Stated task: Copy out every record below with complete accuracy.

==== Records shown

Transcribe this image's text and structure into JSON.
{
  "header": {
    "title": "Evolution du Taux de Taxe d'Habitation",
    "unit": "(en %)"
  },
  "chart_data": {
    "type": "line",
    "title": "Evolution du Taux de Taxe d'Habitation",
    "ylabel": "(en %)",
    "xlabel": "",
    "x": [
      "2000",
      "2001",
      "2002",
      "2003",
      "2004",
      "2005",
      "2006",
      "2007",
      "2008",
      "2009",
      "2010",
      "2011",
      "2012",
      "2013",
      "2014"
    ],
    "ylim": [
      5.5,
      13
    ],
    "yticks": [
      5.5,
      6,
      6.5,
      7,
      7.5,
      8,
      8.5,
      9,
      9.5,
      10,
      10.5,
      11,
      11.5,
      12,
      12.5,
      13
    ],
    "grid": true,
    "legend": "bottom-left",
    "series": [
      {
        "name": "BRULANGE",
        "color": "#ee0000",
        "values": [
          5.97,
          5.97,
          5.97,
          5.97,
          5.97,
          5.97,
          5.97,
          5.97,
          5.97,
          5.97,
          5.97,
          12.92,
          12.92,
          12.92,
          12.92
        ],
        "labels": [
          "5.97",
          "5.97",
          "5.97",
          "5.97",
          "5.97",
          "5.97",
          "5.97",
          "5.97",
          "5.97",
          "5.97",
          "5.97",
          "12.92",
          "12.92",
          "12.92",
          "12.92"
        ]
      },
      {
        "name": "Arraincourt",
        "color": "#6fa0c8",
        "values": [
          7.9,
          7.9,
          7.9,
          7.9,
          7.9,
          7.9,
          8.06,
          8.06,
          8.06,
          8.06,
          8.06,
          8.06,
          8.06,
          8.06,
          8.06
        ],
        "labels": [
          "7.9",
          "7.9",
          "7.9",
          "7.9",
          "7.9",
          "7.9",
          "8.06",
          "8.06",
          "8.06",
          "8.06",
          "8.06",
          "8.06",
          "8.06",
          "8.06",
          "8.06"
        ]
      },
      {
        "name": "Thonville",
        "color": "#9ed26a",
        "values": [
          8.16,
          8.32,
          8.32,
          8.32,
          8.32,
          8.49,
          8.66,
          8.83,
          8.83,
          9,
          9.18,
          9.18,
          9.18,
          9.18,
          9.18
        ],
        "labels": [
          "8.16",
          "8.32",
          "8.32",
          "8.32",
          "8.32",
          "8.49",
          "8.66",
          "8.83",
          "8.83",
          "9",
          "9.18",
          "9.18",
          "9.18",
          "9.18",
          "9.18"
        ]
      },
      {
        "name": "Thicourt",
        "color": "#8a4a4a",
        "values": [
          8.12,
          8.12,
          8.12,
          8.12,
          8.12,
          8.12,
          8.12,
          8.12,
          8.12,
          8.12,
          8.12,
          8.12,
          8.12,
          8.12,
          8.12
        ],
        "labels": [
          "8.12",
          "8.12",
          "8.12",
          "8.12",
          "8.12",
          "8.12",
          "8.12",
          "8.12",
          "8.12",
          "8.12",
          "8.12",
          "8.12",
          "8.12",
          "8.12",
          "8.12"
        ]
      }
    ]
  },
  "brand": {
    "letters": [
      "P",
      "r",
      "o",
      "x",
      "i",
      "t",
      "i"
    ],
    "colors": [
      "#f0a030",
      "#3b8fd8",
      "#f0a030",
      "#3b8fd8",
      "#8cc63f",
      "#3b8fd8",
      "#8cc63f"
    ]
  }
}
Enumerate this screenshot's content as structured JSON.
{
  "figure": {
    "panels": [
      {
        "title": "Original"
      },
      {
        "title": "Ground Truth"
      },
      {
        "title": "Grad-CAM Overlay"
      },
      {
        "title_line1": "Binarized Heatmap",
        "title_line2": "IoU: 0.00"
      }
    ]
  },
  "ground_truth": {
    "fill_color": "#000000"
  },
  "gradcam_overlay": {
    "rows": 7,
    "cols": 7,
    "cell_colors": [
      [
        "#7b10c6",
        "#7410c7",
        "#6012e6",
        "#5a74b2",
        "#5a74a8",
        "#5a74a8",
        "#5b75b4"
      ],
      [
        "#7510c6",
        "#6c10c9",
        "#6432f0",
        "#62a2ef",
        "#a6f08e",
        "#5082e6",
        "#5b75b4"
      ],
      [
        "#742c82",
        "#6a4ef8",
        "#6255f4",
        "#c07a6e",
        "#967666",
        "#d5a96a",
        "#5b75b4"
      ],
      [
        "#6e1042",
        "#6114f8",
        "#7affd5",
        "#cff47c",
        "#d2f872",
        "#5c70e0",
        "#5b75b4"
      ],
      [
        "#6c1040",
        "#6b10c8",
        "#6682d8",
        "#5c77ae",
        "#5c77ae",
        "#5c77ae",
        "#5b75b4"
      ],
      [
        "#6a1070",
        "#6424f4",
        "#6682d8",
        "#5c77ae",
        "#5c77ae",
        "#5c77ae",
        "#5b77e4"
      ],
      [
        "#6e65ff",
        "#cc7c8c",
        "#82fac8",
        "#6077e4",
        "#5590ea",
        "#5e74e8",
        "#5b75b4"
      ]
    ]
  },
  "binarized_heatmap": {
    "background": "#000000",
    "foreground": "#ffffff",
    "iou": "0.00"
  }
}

========

Exercise result:
Transcribe this image's text and structure into JSON.
{
  "header": {
    "title": "Evolution du Taux de Taxe d'Habitation",
    "unit": "(en %)"
  },
  "chart_data": {
    "type": "line",
    "title": "Evolution du Taux de Taxe d'Habitation",
    "ylabel": "(en %)",
    "xlabel": "",
    "x": [
      "2000",
      "2001",
      "2002",
      "2003",
      "2004",
      "2005",
      "2006",
      "2007",
      "2008",
      "2009",
      "2010",
      "2011",
      "2012",
      "2013",
      "2014"
    ],
    "ylim": [
      5.5,
      13
    ],
    "yticks": [
      5.5,
      6,
      6.5,
      7,
      7.5,
      8,
      8.5,
      9,
      9.5,
      10,
      10.5,
      11,
      11.5,
      12,
      12.5,
      13
    ],
    "grid": true,
    "legend": "bottom-left",
    "series": [
      {
        "name": "BRULANGE",
        "color": "#ee0000",
        "values": [
          5.97,
          5.97,
          5.97,
          5.97,
          5.97,
          5.97,
          5.97,
          5.97,
          5.97,
          5.97,
          5.97,
          12.92,
          12.92,
          12.92,
          12.92
        ],
        "labels": [
          "5.97",
          "5.97",
          "5.97",
          "5.97",
          "5.97",
          "5.97",
          "5.97",
          "5.97",
          "5.97",
          "5.97",
          "5.97",
          "12.92",
          "12.92",
          "12.92",
          "12.92"
        ]
      },
      {
        "name": "Arraincourt",
        "color": "#6fa0c8",
        "values": [
          7.9,
          7.9,
          7.9,
          7.9,
          7.9,
          7.9,
          8.06,
          8.06,
          8.06,
          8.06,
          8.06,
          8.06,
          8.06,
          8.06,
          8.06
        ],
        "labels": [
          "7.9",
          "7.9",
          "7.9",
          "7.9",
          "7.9",
          "7.9",
          "8.06",
          "8.06",
          "8.06",
          "8.06",
          "8.06",
          "8.06",
          "8.06",
          "8.06",
          "8.06"
        ]
      },
      {
        "name": "Thonville",
        "color": "#9ed26a",
        "values": [
          8.16,
          8.32,
          8.32,
          8.32,
          8.32,
          8.49,
          8.66,
          8.83,
          8.83,
          9,
          9.18,
          9.18,
          9.18,
          9.18,
          9.18
        ],
        "labels": [
          "8.16",
          "8.32",
          "8.32",
          "8.32",
          "8.32",
          "8.49",
          "8.66",
          "8.83",
          "8.83",
          "9",
          "9.18",
          "9.18",
          "9.18",
          "9.18",
          "9.18"
        ]
      },
      {
        "name": "Thicourt",
        "color": "#8a4a4a",
        "values": [
          8.12,
          8.12,
          8.12,
          8.12,
          8.12,
          8.12,
          8.12,
          8.12,
          8.12,
          8.12,
          8.12,
          8.12,
          8.12,
          8.12,
          8.12
        ],
        "labels": [
          "8.12",
          "8.12",
          "8.12",
          "8.12",
          "8.12",
          "8.12",
          "8.12",
          "8.12",
          "8.12",
          "8.12",
          "8.12",
          "8.12",
          "8.12",
          "8.12",
          "8.12"
        ]
      }
    ]
  },
  "brand": {
    "letters": [
      "P",
      "r",
      "o",
      "x",
      "i",
      "t",
      "i"
    ],
    "colors": [
      "#f0a030",
      "#3b8fd8",
      "#f0a030",
      "#3b8fd8",
      "#8cc63f",
      "#3b8fd8",
      "#8cc63f"
    ]
  }
}
Enumerate this screenshot's content as structured JSON.
{
  "figure": {
    "panels": [
      {
        "title": "Original"
      },
      {
        "title": "Ground Truth"
      },
      {
        "title": "Grad-CAM Overlay"
      },
      {
        "title_line1": "Binarized Heatmap",
        "title_line2": "IoU: 0.00"
      }
    ]
  },
  "ground_truth": {
    "fill_color": "#000000"
  },
  "gradcam_overlay": {
    "rows": 7,
    "cols": 7,
    "cell_colors": [
      [
        "#7b10c6",
        "#7410c7",
        "#6012e6",
        "#5a74b2",
        "#5a74a8",
        "#5a74a8",
        "#5b75b4"
      ],
      [
        "#7510c6",
        "#6c10c9",
        "#6432f0",
        "#62a2ef",
        "#a6f08e",
        "#5082e6",
        "#5b75b4"
      ],
      [
        "#742c82",
        "#6a4ef8",
        "#6255f4",
        "#c07a6e",
        "#967666",
        "#d5a96a",
        "#5b75b4"
      ],
      [
        "#6e1042",
        "#6114f8",
        "#7affd5",
        "#cff47c",
        "#d2f872",
        "#5c70e0",
        "#5b75b4"
      ],
      [
        "#6c1040",
        "#6b10c8",
        "#6682d8",
        "#5c77ae",
        "#5c77ae",
        "#5c77ae",
        "#5b75b4"
      ],
      [
        "#6a1070",
        "#6424f4",
        "#6682d8",
        "#5c77ae",
        "#5c77ae",
        "#5c77ae",
        "#5b77e4"
      ],
      [
        "#6e65ff",
        "#cc7c8c",
        "#82fac8",
        "#6077e4",
        "#5590ea",
        "#5e74e8",
        "#5b75b4"
      ]
    ]
  },
  "binarized_heatmap": {
    "background": "#000000",
    "foreground": "#ffffff",
    "iou": "0.00"
  }
}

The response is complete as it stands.